╭─ Available records
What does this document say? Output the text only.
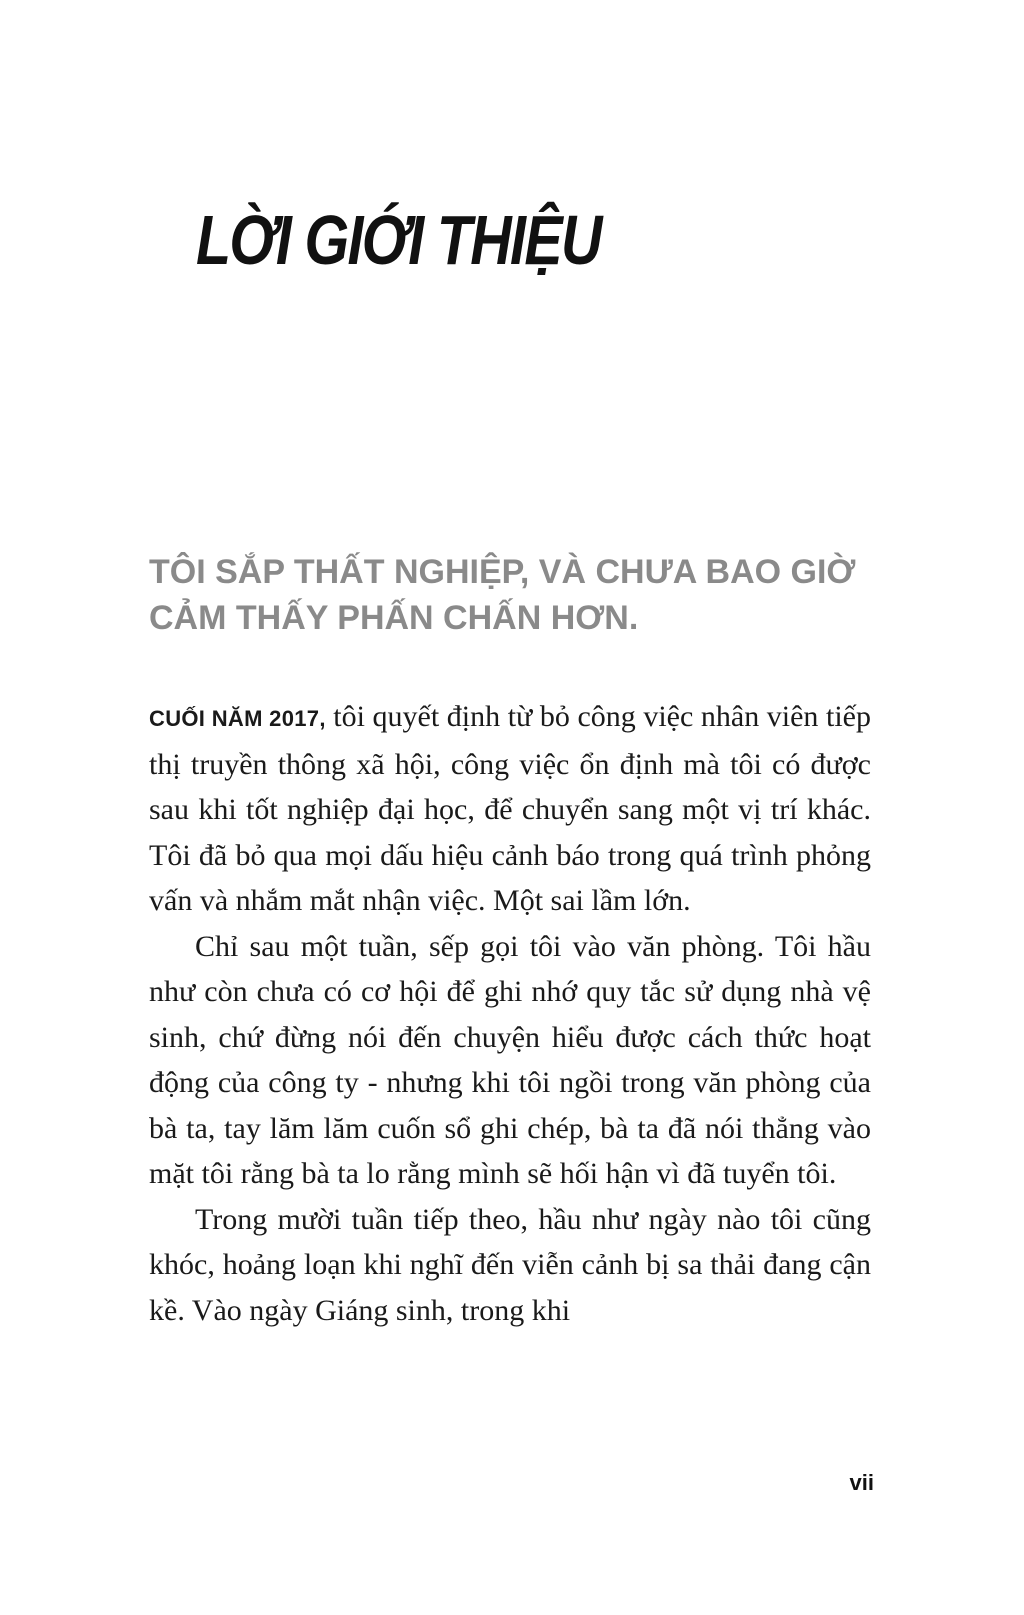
LỜI GIỚI THIỆU
TÔI SẮP THẤT NGHIỆP, VÀ CHƯA BAO GIỜ
CẢM THẤY PHẤN CHẤN HƠN.

CUỐI NĂM 2017, tôi quyết định từ bỏ công việc nhân viên tiếp thị truyền thông xã hội, công việc ổn định mà tôi có được sau khi tốt nghiệp đại học, để chuyển sang một vị trí khác. Tôi đã bỏ qua mọi dấu hiệu cảnh báo trong quá trình phỏng vấn và nhắm mắt nhận việc. Một sai lầm lớn.

Chỉ sau một tuần, sếp gọi tôi vào văn phòng. Tôi hầu như còn chưa có cơ hội để ghi nhớ quy tắc sử dụng nhà vệ sinh, chứ đừng nói đến chuyện hiểu được cách thức hoạt động của công ty - nhưng khi tôi ngồi trong văn phòng của bà ta, tay lăm lăm cuốn sổ ghi chép, bà ta đã nói thẳng vào mặt tôi rằng bà ta lo rằng mình sẽ hối hận vì đã tuyển tôi.

Trong mười tuần tiếp theo, hầu như ngày nào tôi cũng khóc, hoảng loạn khi nghĩ đến viễn cảnh bị sa thải đang cận kề. Vào ngày Giáng sinh, trong khi

vii
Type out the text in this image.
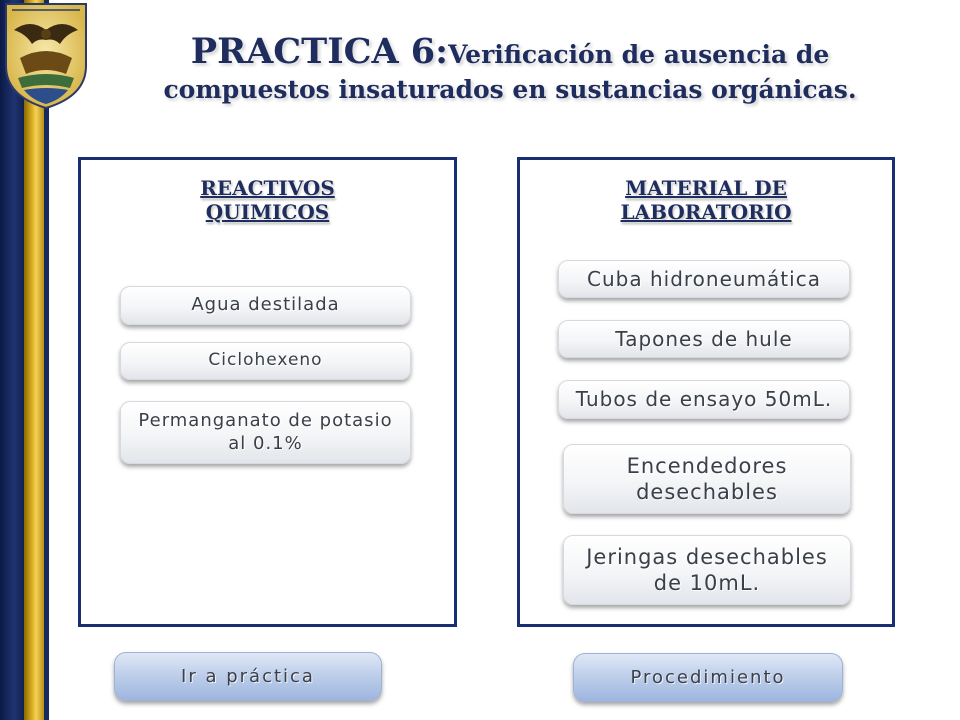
PRACTICA 6:Verificación de ausencia de
compuestos insaturados en sustancias orgánicas.
REACTIVOS
QUIMICOS
Agua destilada
Ciclohexeno
Permanganato de potasio
al 0.1%
MATERIAL DE
LABORATORIO
Cuba hidroneumática
Tapones de hule
Tubos de ensayo 50mL.
Encendedores
desechables
Jeringas desechables
de 10mL.
Ir a práctica	Procedimiento
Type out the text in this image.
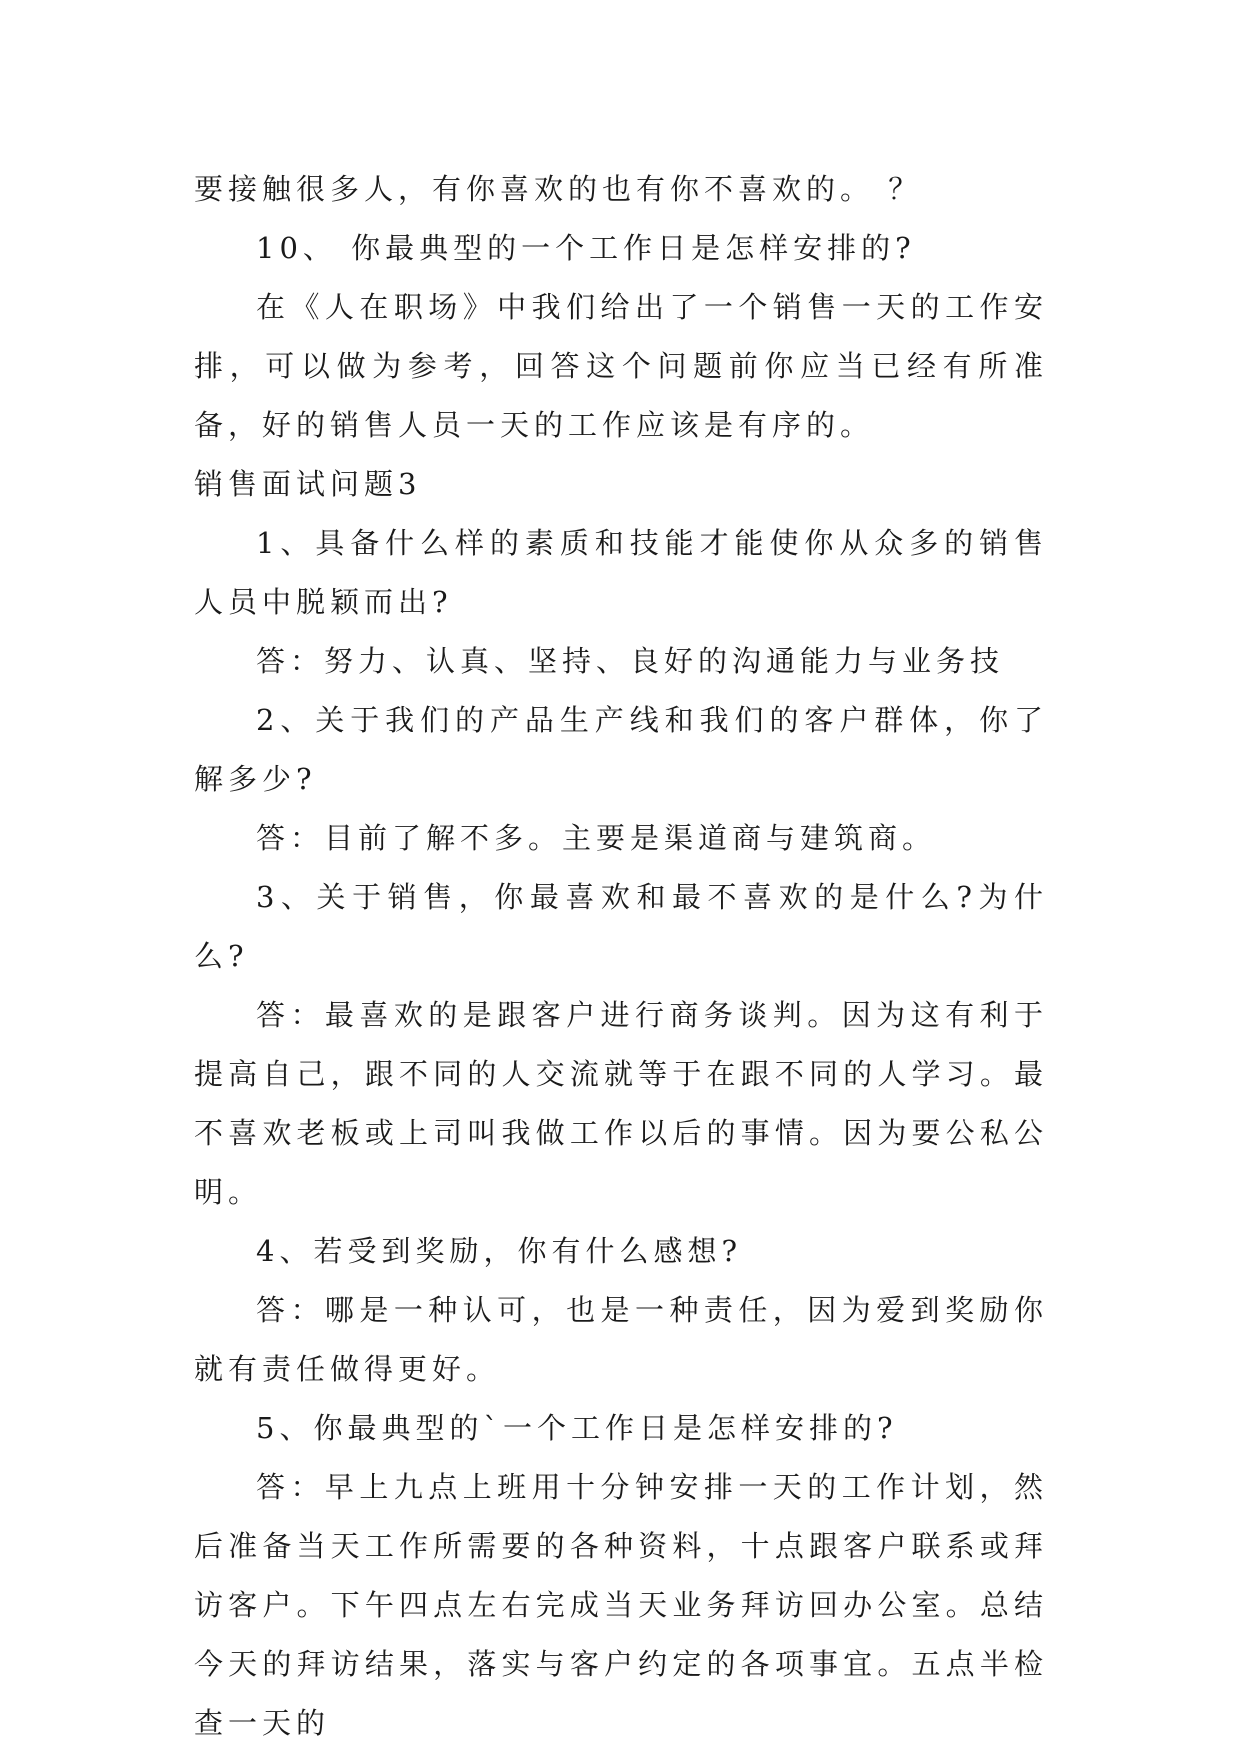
要接触很多人，有你喜欢的也有你不喜欢的。 ？

10、 你最典型的一个工作日是怎样安排的?

在《人在职场》中我们给出了一个销售一天的工作安排，可以做为参考，回答这个问题前你应当已经有所准备，好的销售人员一天的工作应该是有序的。

销售面试问题3

1、具备什么样的素质和技能才能使你从众多的销售人员中脱颖而出?

答：努力、认真、坚持、良好的沟通能力与业务技

2、关于我们的产品生产线和我们的客户群体，你了解多少?

答：目前了解不多。主要是渠道商与建筑商。

3、关于销售，你最喜欢和最不喜欢的是什么?为什么?

答：最喜欢的是跟客户进行商务谈判。因为这有利于提高自己，跟不同的人交流就等于在跟不同的人学习。最不喜欢老板或上司叫我做工作以后的事情。因为要公私公明。

4、若受到奖励，你有什么感想?

答：哪是一种认可，也是一种责任，因为爱到奖励你就有责任做得更好。

5、你最典型的`一个工作日是怎样安排的?

答：早上九点上班用十分钟安排一天的工作计划，然后准备当天工作所需要的各种资料，十点跟客户联系或拜访客户。下午四点左右完成当天业务拜访回办公室。总结今天的拜访结果，落实与客户约定的各项事宜。五点半检查一天的
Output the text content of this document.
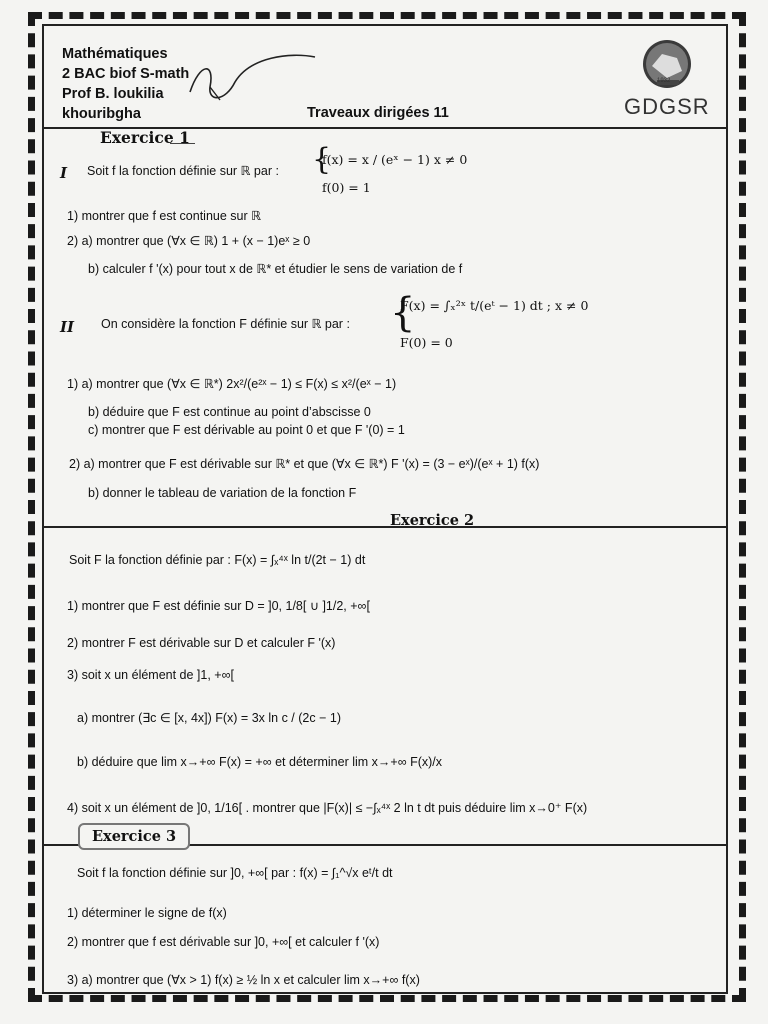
Mathématiques
2 BAC biof S-math
Prof B. loukilia
khouribgha	Traveaux dirigées 11
1932
GDGSR
Exercice 1
I Soit f la fonction définie sur ℝ par : {
f(x) = x / (eˣ − 1) x ≠ 0
f(0) = 1
1) montrer que f est continue sur ℝ
2) a) montrer que (∀x ∈ ℝ) 1 + (x − 1)eˣ ≥ 0
b) calculer f '(x) pour tout x de ℝ* et étudier le sens de variation de f
II On considère la fonction F définie sur ℝ par : {
F(x) = ∫ₓ²ˣ t/(eᵗ − 1) dt ; x ≠ 0
F(0) = 0
1) a) montrer que (∀x ∈ ℝ*) 2x²/(e²ˣ − 1) ≤ F(x) ≤ x²/(eˣ − 1)
b) déduire que F est continue au point d’abscisse 0
c) montrer que F est dérivable au point 0 et que F '(0) = 1
2) a) montrer que F est dérivable sur ℝ* et que (∀x ∈ ℝ*) F '(x) = (3 − eˣ)/(eˣ + 1) f(x)
b) donner le tableau de variation de la fonction F
Exercice 2
Soit F la fonction définie par : F(x) = ∫ₓ⁴ˣ ln t/(2t − 1) dt
1) montrer que F est définie sur D = ]0, 1/8[ ∪ ]1/2, +∞[
2) montrer F est dérivable sur D et calculer F '(x)
3) soit x un élément de ]1, +∞[
a) montrer (∃c ∈ [x, 4x]) F(x) = 3x ln c / (2c − 1)
b) déduire que lim x→+∞ F(x) = +∞ et déterminer lim x→+∞ F(x)/x
4) soit x un élément de ]0, 1/16[ . montrer que |F(x)| ≤ −∫ₓ⁴ˣ 2 ln t dt puis déduire lim x→0⁺ F(x)
Exercice 3
Soit f la fonction définie sur ]0, +∞[ par : f(x) = ∫₁^√x eᵗ/t dt
1) déterminer le signe de f(x)
2) montrer que f est dérivable sur ]0, +∞[ et calculer f '(x)
3) a) montrer que (∀x > 1) f(x) ≥ ½ ln x et calculer lim x→+∞ f(x)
╰─
• _Work instructions_:
Skip the pictures and print each record exactly as it stands.

• _Written response_:
What does this document say? Output the text only.
LỜI GIỚI THIỆU
TÔI SẮP THẤT NGHIỆP, VÀ CHƯA BAO GIỜ
CẢM THẤY PHẤN CHẤN HƠN.

CUỐI NĂM 2017, tôi quyết định từ bỏ công việc nhân viên tiếp thị truyền thông xã hội, công việc ổn định mà tôi có được sau khi tốt nghiệp đại học, để chuyển sang một vị trí khác. Tôi đã bỏ qua mọi dấu hiệu cảnh báo trong quá trình phỏng vấn và nhắm mắt nhận việc. Một sai lầm lớn.

Chỉ sau một tuần, sếp gọi tôi vào văn phòng. Tôi hầu như còn chưa có cơ hội để ghi nhớ quy tắc sử dụng nhà vệ sinh, chứ đừng nói đến chuyện hiểu được cách thức hoạt động của công ty - nhưng khi tôi ngồi trong văn phòng của bà ta, tay lăm lăm cuốn sổ ghi chép, bà ta đã nói thẳng vào mặt tôi rằng bà ta lo rằng mình sẽ hối hận vì đã tuyển tôi.

Trong mười tuần tiếp theo, hầu như ngày nào tôi cũng khóc, hoảng loạn khi nghĩ đến viễn cảnh bị sa thải đang cận kề. Vào ngày Giáng sinh, trong khi

vii
Type out the text in this image.
PRACTICA 6:Verificación de ausencia de
compuestos insaturados en sustancias orgánicas.
REACTIVOS
QUIMICOS
Agua destilada
Ciclohexeno
Permanganato de potasio
al 0.1%
MATERIAL DE
LABORATORIO
Cuba hidroneumática
Tapones de hule
Tubos de ensayo 50mL.
Encendedores
desechables
Jeringas desechables
de 10mL.
Ir a práctica	Procedimiento
Type out the text in this image.
要接触很多人，有你喜欢的也有你不喜欢的。 ？

10、 你最典型的一个工作日是怎样安排的?

在《人在职场》中我们给出了一个销售一天的工作安排，可以做为参考，回答这个问题前你应当已经有所准备，好的销售人员一天的工作应该是有序的。

销售面试问题3

1、具备什么样的素质和技能才能使你从众多的销售人员中脱颖而出?

答：努力、认真、坚持、良好的沟通能力与业务技

2、关于我们的产品生产线和我们的客户群体，你了解多少?

答：目前了解不多。主要是渠道商与建筑商。

3、关于销售，你最喜欢和最不喜欢的是什么?为什么?

答：最喜欢的是跟客户进行商务谈判。因为这有利于提高自己，跟不同的人交流就等于在跟不同的人学习。最不喜欢老板或上司叫我做工作以后的事情。因为要公私公明。

4、若受到奖励，你有什么感想?

答：哪是一种认可，也是一种责任，因为爱到奖励你就有责任做得更好。

5、你最典型的`一个工作日是怎样安排的?

答：早上九点上班用十分钟安排一天的工作计划，然后准备当天工作所需要的各种资料，十点跟客户联系或拜访客户。下午四点左右完成当天业务拜访回办公室。总结今天的拜访结果，落实与客户约定的各项事宜。五点半检查一天的
Output the text content of this document.
Mathématiques
2 BAC biof S-math
Prof B. loukilia
khouribgha	Traveaux dirigées 11
1932
GDGSR
Exercice 1
I Soit f la fonction définie sur ℝ par : {
f(x) = x / (eˣ − 1) x ≠ 0
f(0) = 1
1) montrer que f est continue sur ℝ
2) a) montrer que (∀x ∈ ℝ) 1 + (x − 1)eˣ ≥ 0
b) calculer f '(x) pour tout x de ℝ* et étudier le sens de variation de f
II On considère la fonction F définie sur ℝ par : {
F(x) = ∫ₓ²ˣ t/(eᵗ − 1) dt ; x ≠ 0
F(0) = 0
1) a) montrer que (∀x ∈ ℝ*) 2x²/(e²ˣ − 1) ≤ F(x) ≤ x²/(eˣ − 1)
b) déduire que F est continue au point d’abscisse 0
c) montrer que F est dérivable au point 0 et que F '(0) = 1
2) a) montrer que F est dérivable sur ℝ* et que (∀x ∈ ℝ*) F '(x) = (3 − eˣ)/(eˣ + 1) f(x)
b) donner le tableau de variation de la fonction F
Exercice 2
Soit F la fonction définie par : F(x) = ∫ₓ⁴ˣ ln t/(2t − 1) dt
1) montrer que F est définie sur D = ]0, 1/8[ ∪ ]1/2, +∞[
2) montrer F est dérivable sur D et calculer F '(x)
3) soit x un élément de ]1, +∞[
a) montrer (∃c ∈ [x, 4x]) F(x) = 3x ln c / (2c − 1)
b) déduire que lim x→+∞ F(x) = +∞ et déterminer lim x→+∞ F(x)/x
4) soit x un élément de ]0, 1/16[ . montrer que |F(x)| ≤ −∫ₓ⁴ˣ 2 ln t dt puis déduire lim x→0⁺ F(x)
Exercice 3
Soit f la fonction définie sur ]0, +∞[ par : f(x) = ∫₁^√x eᵗ/t dt
1) déterminer le signe de f(x)
2) montrer que f est dérivable sur ]0, +∞[ et calculer f '(x)
3) a) montrer que (∀x > 1) f(x) ≥ ½ ln x et calculer lim x→+∞ f(x)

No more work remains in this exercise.